» **EXERCISE TASK**: Reproduce all the entries precisely.

"""

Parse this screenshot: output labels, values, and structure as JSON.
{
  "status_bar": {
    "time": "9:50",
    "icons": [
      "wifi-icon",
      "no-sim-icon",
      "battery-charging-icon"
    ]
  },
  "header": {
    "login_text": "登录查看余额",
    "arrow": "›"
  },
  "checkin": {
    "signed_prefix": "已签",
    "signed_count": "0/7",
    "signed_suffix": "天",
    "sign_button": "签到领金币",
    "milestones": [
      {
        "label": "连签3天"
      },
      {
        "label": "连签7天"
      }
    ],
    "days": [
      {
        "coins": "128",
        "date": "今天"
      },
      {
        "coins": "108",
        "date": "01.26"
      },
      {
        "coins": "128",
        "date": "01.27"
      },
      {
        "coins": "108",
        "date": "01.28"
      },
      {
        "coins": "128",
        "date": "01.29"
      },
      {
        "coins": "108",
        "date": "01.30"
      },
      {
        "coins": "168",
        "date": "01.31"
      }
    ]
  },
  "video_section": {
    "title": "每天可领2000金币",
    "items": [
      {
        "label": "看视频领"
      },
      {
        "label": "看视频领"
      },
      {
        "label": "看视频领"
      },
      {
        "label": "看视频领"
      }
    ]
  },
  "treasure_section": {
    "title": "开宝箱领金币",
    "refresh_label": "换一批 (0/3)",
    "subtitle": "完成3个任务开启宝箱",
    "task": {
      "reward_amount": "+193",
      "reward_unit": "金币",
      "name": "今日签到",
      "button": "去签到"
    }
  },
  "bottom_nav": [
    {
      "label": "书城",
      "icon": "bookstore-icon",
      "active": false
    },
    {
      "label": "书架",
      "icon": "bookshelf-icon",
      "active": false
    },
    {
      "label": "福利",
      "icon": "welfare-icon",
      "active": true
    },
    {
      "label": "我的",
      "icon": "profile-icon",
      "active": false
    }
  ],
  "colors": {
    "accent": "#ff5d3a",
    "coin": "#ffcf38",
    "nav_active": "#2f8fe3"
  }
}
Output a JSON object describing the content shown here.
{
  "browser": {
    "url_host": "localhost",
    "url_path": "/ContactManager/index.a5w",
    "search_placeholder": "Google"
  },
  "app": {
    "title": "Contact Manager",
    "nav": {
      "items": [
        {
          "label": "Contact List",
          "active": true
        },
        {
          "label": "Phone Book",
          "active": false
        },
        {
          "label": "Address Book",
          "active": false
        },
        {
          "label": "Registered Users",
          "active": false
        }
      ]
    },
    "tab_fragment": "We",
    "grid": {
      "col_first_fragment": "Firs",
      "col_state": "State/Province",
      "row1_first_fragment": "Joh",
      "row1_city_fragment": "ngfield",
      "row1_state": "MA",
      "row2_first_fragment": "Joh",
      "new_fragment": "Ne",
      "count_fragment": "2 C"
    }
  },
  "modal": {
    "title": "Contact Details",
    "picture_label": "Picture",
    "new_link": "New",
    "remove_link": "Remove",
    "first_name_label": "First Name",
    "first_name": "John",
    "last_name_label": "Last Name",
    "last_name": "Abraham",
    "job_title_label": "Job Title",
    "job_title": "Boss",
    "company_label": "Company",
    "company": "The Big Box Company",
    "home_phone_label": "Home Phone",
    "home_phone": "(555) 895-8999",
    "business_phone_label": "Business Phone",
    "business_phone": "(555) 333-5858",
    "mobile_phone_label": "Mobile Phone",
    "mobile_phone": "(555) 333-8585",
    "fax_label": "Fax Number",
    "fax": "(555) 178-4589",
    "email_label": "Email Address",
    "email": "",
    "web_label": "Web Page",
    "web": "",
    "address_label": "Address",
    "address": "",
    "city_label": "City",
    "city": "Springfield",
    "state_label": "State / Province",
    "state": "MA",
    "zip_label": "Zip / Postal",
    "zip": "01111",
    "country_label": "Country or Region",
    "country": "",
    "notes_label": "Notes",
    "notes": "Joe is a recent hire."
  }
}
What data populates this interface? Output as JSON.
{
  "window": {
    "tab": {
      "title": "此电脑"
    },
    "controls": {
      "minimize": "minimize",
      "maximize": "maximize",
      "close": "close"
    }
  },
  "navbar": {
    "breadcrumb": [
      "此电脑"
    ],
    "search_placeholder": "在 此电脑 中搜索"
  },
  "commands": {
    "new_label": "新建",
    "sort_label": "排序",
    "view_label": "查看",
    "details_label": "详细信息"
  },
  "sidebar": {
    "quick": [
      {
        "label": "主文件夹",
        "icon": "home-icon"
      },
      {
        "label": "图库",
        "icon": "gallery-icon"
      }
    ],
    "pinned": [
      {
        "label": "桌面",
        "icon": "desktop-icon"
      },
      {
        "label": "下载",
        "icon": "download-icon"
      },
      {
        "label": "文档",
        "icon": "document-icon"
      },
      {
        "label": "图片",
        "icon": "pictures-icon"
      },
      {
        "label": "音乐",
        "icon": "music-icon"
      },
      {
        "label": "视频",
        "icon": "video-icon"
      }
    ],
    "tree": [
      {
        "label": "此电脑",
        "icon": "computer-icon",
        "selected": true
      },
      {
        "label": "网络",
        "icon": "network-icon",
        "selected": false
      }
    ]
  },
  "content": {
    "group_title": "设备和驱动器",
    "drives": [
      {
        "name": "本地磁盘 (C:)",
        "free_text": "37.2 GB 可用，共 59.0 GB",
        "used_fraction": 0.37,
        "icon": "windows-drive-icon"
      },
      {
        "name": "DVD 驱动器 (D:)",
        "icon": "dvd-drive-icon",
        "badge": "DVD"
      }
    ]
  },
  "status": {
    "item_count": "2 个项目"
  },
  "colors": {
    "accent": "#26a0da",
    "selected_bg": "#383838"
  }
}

"""

» **RESPONSE TO THE EXERCISE**:
Parse this screenshot: output labels, values, and structure as JSON.
{
  "status_bar": {
    "time": "9:50",
    "icons": [
      "wifi-icon",
      "no-sim-icon",
      "battery-charging-icon"
    ]
  },
  "header": {
    "login_text": "登录查看余额",
    "arrow": "›"
  },
  "checkin": {
    "signed_prefix": "已签",
    "signed_count": "0/7",
    "signed_suffix": "天",
    "sign_button": "签到领金币",
    "milestones": [
      {
        "label": "连签3天"
      },
      {
        "label": "连签7天"
      }
    ],
    "days": [
      {
        "coins": "128",
        "date": "今天"
      },
      {
        "coins": "108",
        "date": "01.26"
      },
      {
        "coins": "128",
        "date": "01.27"
      },
      {
        "coins": "108",
        "date": "01.28"
      },
      {
        "coins": "128",
        "date": "01.29"
      },
      {
        "coins": "108",
        "date": "01.30"
      },
      {
        "coins": "168",
        "date": "01.31"
      }
    ]
  },
  "video_section": {
    "title": "每天可领2000金币",
    "items": [
      {
        "label": "看视频领"
      },
      {
        "label": "看视频领"
      },
      {
        "label": "看视频领"
      },
      {
        "label": "看视频领"
      }
    ]
  },
  "treasure_section": {
    "title": "开宝箱领金币",
    "refresh_label": "换一批 (0/3)",
    "subtitle": "完成3个任务开启宝箱",
    "task": {
      "reward_amount": "+193",
      "reward_unit": "金币",
      "name": "今日签到",
      "button": "去签到"
    }
  },
  "bottom_nav": [
    {
      "label": "书城",
      "icon": "bookstore-icon",
      "active": false
    },
    {
      "label": "书架",
      "icon": "bookshelf-icon",
      "active": false
    },
    {
      "label": "福利",
      "icon": "welfare-icon",
      "active": true
    },
    {
      "label": "我的",
      "icon": "profile-icon",
      "active": false
    }
  ],
  "colors": {
    "accent": "#ff5d3a",
    "coin": "#ffcf38",
    "nav_active": "#2f8fe3"
  }
}
Output a JSON object describing the content shown here.
{
  "browser": {
    "url_host": "localhost",
    "url_path": "/ContactManager/index.a5w",
    "search_placeholder": "Google"
  },
  "app": {
    "title": "Contact Manager",
    "nav": {
      "items": [
        {
          "label": "Contact List",
          "active": true
        },
        {
          "label": "Phone Book",
          "active": false
        },
        {
          "label": "Address Book",
          "active": false
        },
        {
          "label": "Registered Users",
          "active": false
        }
      ]
    },
    "tab_fragment": "We",
    "grid": {
      "col_first_fragment": "Firs",
      "col_state": "State/Province",
      "row1_first_fragment": "Joh",
      "row1_city_fragment": "ngfield",
      "row1_state": "MA",
      "row2_first_fragment": "Joh",
      "new_fragment": "Ne",
      "count_fragment": "2 C"
    }
  },
  "modal": {
    "title": "Contact Details",
    "picture_label": "Picture",
    "new_link": "New",
    "remove_link": "Remove",
    "first_name_label": "First Name",
    "first_name": "John",
    "last_name_label": "Last Name",
    "last_name": "Abraham",
    "job_title_label": "Job Title",
    "job_title": "Boss",
    "company_label": "Company",
    "company": "The Big Box Company",
    "home_phone_label": "Home Phone",
    "home_phone": "(555) 895-8999",
    "business_phone_label": "Business Phone",
    "business_phone": "(555) 333-5858",
    "mobile_phone_label": "Mobile Phone",
    "mobile_phone": "(555) 333-8585",
    "fax_label": "Fax Number",
    "fax": "(555) 178-4589",
    "email_label": "Email Address",
    "email": "",
    "web_label": "Web Page",
    "web": "",
    "address_label": "Address",
    "address": "",
    "city_label": "City",
    "city": "Springfield",
    "state_label": "State / Province",
    "state": "MA",
    "zip_label": "Zip / Postal",
    "zip": "01111",
    "country_label": "Country or Region",
    "country": "",
    "notes_label": "Notes",
    "notes": "Joe is a recent hire."
  }
}
What data populates this interface? Output as JSON.
{
  "window": {
    "tab": {
      "title": "此电脑"
    },
    "controls": {
      "minimize": "minimize",
      "maximize": "maximize",
      "close": "close"
    }
  },
  "navbar": {
    "breadcrumb": [
      "此电脑"
    ],
    "search_placeholder": "在 此电脑 中搜索"
  },
  "commands": {
    "new_label": "新建",
    "sort_label": "排序",
    "view_label": "查看",
    "details_label": "详细信息"
  },
  "sidebar": {
    "quick": [
      {
        "label": "主文件夹",
        "icon": "home-icon"
      },
      {
        "label": "图库",
        "icon": "gallery-icon"
      }
    ],
    "pinned": [
      {
        "label": "桌面",
        "icon": "desktop-icon"
      },
      {
        "label": "下载",
        "icon": "download-icon"
      },
      {
        "label": "文档",
        "icon": "document-icon"
      },
      {
        "label": "图片",
        "icon": "pictures-icon"
      },
      {
        "label": "音乐",
        "icon": "music-icon"
      },
      {
        "label": "视频",
        "icon": "video-icon"
      }
    ],
    "tree": [
      {
        "label": "此电脑",
        "icon": "computer-icon",
        "selected": true
      },
      {
        "label": "网络",
        "icon": "network-icon",
        "selected": false
      }
    ]
  },
  "content": {
    "group_title": "设备和驱动器",
    "drives": [
      {
        "name": "本地磁盘 (C:)",
        "free_text": "37.2 GB 可用，共 59.0 GB",
        "used_fraction": 0.37,
        "icon": "windows-drive-icon"
      },
      {
        "name": "DVD 驱动器 (D:)",
        "icon": "dvd-drive-icon",
        "badge": "DVD"
      }
    ]
  },
  "status": {
    "item_count": "2 个项目"
  },
  "colors": {
    "accent": "#26a0da",
    "selected_bg": "#383838"
  }
}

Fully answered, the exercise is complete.